### OBJECTIVE
Reproduce the material exactly, omitting nothing.

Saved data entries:
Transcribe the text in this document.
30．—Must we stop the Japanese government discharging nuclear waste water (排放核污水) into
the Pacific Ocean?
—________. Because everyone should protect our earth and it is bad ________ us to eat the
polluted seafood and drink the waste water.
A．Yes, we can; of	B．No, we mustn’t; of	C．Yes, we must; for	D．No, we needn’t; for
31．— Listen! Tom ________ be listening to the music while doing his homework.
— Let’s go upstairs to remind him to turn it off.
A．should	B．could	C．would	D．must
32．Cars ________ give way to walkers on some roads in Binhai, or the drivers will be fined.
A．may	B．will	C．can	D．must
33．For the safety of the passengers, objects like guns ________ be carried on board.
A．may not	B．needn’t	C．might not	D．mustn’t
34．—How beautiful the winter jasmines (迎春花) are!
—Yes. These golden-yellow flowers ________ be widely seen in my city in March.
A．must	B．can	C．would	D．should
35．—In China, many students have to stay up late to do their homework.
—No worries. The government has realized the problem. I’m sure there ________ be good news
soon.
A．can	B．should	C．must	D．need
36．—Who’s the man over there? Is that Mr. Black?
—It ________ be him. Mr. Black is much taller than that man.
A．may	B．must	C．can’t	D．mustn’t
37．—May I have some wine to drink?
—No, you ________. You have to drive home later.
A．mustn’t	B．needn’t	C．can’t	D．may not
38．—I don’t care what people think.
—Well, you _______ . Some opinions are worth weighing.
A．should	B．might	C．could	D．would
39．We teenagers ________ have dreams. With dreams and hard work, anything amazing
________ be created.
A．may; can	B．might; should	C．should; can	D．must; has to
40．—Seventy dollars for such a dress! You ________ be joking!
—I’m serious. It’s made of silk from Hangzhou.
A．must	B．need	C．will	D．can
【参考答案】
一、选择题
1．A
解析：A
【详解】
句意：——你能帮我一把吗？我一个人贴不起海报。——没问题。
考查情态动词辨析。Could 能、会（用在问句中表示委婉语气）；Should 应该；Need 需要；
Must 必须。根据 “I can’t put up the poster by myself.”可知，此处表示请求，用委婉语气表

### FULL OUTPUT
Transcribe the text in this document.
30．—Must we stop the Japanese government discharging nuclear waste water (排放核污水) into
the Pacific Ocean?
—________. Because everyone should protect our earth and it is bad ________ us to eat the
polluted seafood and drink the waste water.
A．Yes, we can; of	B．No, we mustn’t; of	C．Yes, we must; for	D．No, we needn’t; for
31．— Listen! Tom ________ be listening to the music while doing his homework.
— Let’s go upstairs to remind him to turn it off.
A．should	B．could	C．would	D．must
32．Cars ________ give way to walkers on some roads in Binhai, or the drivers will be fined.
A．may	B．will	C．can	D．must
33．For the safety of the passengers, objects like guns ________ be carried on board.
A．may not	B．needn’t	C．might not	D．mustn’t
34．—How beautiful the winter jasmines (迎春花) are!
—Yes. These golden-yellow flowers ________ be widely seen in my city in March.
A．must	B．can	C．would	D．should
35．—In China, many students have to stay up late to do their homework.
—No worries. The government has realized the problem. I’m sure there ________ be good news
soon.
A．can	B．should	C．must	D．need
36．—Who’s the man over there? Is that Mr. Black?
—It ________ be him. Mr. Black is much taller than that man.
A．may	B．must	C．can’t	D．mustn’t
37．—May I have some wine to drink?
—No, you ________. You have to drive home later.
A．mustn’t	B．needn’t	C．can’t	D．may not
38．—I don’t care what people think.
—Well, you _______ . Some opinions are worth weighing.
A．should	B．might	C．could	D．would
39．We teenagers ________ have dreams. With dreams and hard work, anything amazing
________ be created.
A．may; can	B．might; should	C．should; can	D．must; has to
40．—Seventy dollars for such a dress! You ________ be joking!
—I’m serious. It’s made of silk from Hangzhou.
A．must	B．need	C．will	D．can
【参考答案】
一、选择题
1．A
解析：A
【详解】
句意：——你能帮我一把吗？我一个人贴不起海报。——没问题。
考查情态动词辨析。Could 能、会（用在问句中表示委婉语气）；Should 应该；Need 需要；
Must 必须。根据 “I can’t put up the poster by myself.”可知，此处表示请求，用委婉语气表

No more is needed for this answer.